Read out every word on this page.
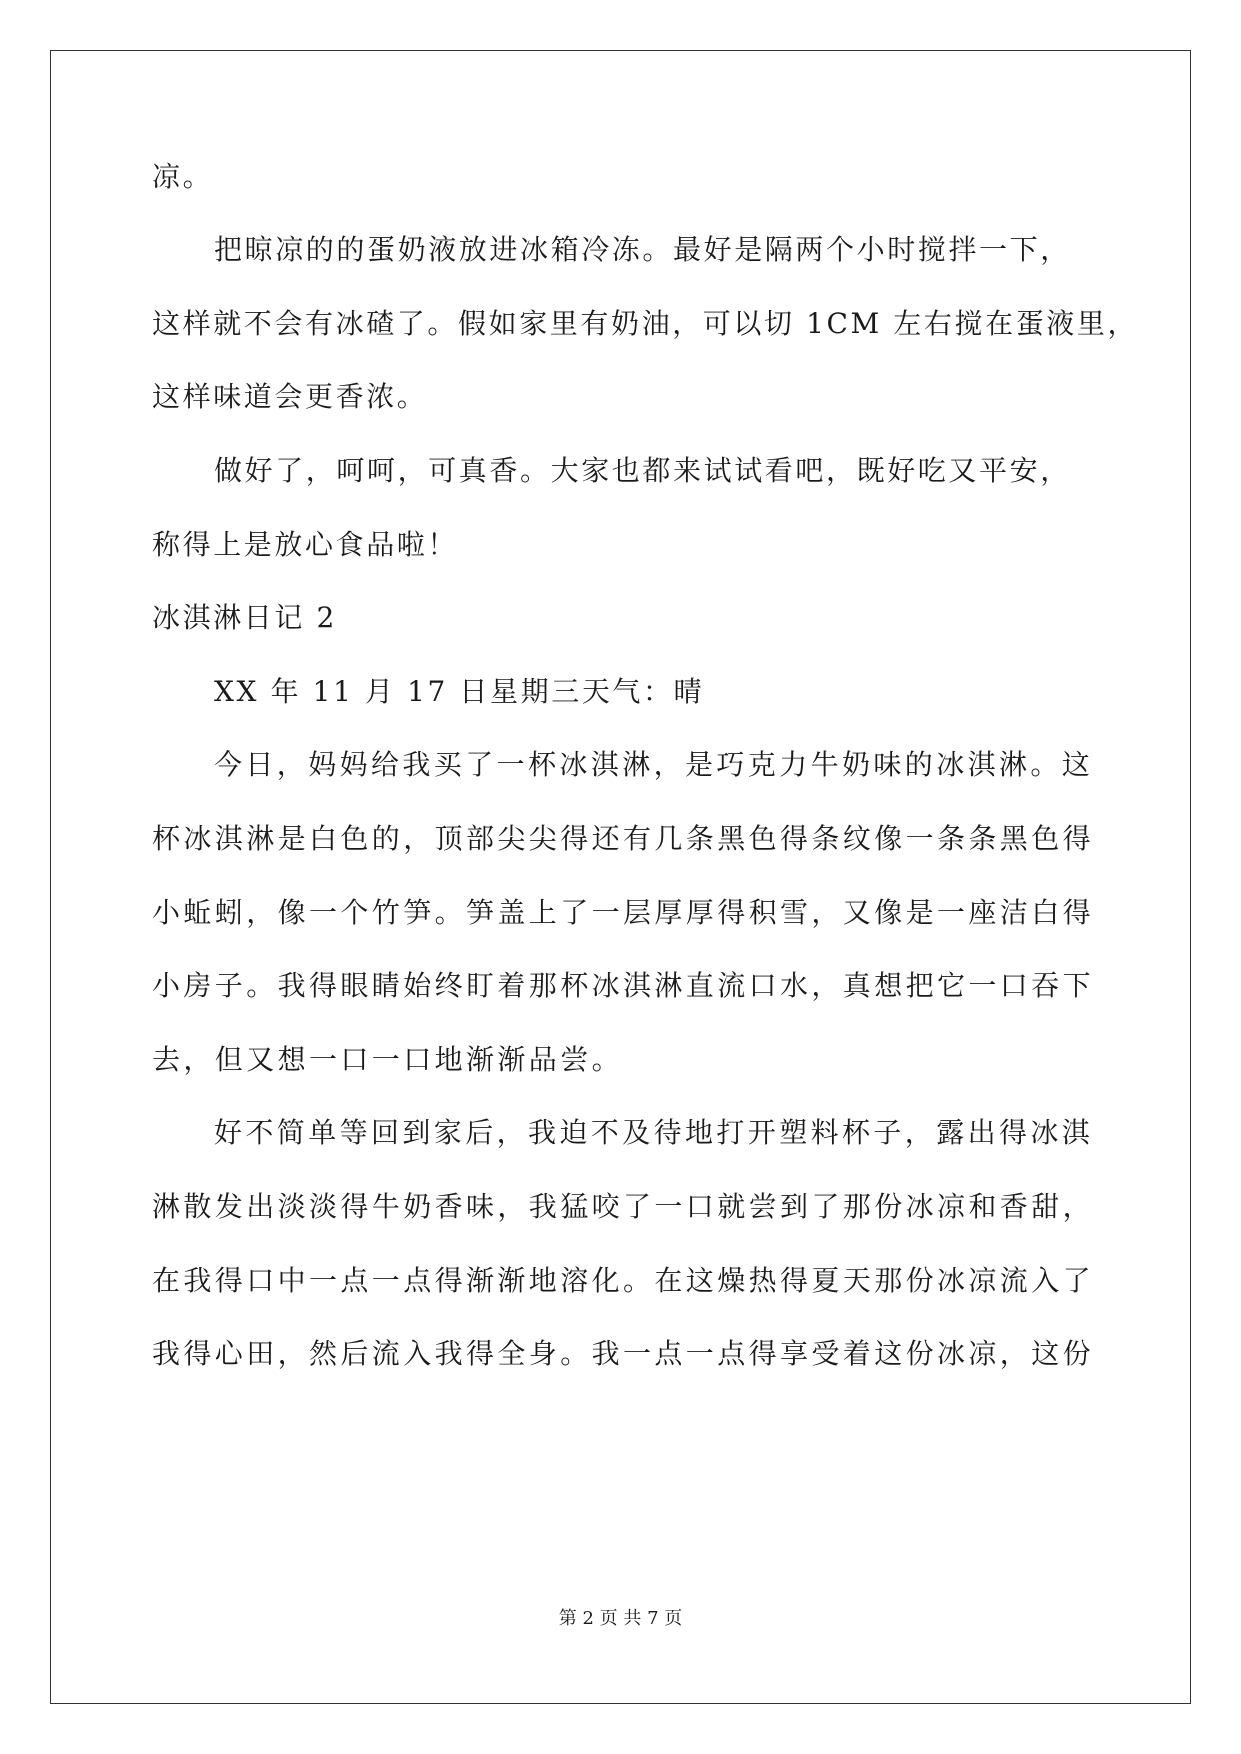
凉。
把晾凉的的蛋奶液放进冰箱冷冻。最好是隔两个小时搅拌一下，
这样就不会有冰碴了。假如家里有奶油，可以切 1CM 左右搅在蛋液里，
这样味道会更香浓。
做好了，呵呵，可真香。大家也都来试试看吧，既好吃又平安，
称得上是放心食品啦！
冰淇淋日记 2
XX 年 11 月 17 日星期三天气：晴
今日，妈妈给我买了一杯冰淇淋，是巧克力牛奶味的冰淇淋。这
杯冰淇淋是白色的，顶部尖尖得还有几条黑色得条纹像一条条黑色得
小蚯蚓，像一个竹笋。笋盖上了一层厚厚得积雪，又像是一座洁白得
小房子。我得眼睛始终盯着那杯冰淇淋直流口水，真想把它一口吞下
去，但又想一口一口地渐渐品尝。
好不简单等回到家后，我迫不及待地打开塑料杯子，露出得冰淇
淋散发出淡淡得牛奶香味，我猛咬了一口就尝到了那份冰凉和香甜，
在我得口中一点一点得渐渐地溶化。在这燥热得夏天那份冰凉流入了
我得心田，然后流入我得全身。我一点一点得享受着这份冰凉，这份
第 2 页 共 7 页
_ _ _
- **Set exercise**
Skip every picture and transcribe the data above exactly.

- **Task response**
Read out every word on this page.
凉。
把晾凉的的蛋奶液放进冰箱冷冻。最好是隔两个小时搅拌一下，
这样就不会有冰碴了。假如家里有奶油，可以切 1CM 左右搅在蛋液里，
这样味道会更香浓。
做好了，呵呵，可真香。大家也都来试试看吧，既好吃又平安，
称得上是放心食品啦！
冰淇淋日记 2
XX 年 11 月 17 日星期三天气：晴
今日，妈妈给我买了一杯冰淇淋，是巧克力牛奶味的冰淇淋。这
杯冰淇淋是白色的，顶部尖尖得还有几条黑色得条纹像一条条黑色得
小蚯蚓，像一个竹笋。笋盖上了一层厚厚得积雪，又像是一座洁白得
小房子。我得眼睛始终盯着那杯冰淇淋直流口水，真想把它一口吞下
去，但又想一口一口地渐渐品尝。
好不简单等回到家后，我迫不及待地打开塑料杯子，露出得冰淇
淋散发出淡淡得牛奶香味，我猛咬了一口就尝到了那份冰凉和香甜，
在我得口中一点一点得渐渐地溶化。在这燥热得夏天那份冰凉流入了
我得心田，然后流入我得全身。我一点一点得享受着这份冰凉，这份
第 2 页 共 7 页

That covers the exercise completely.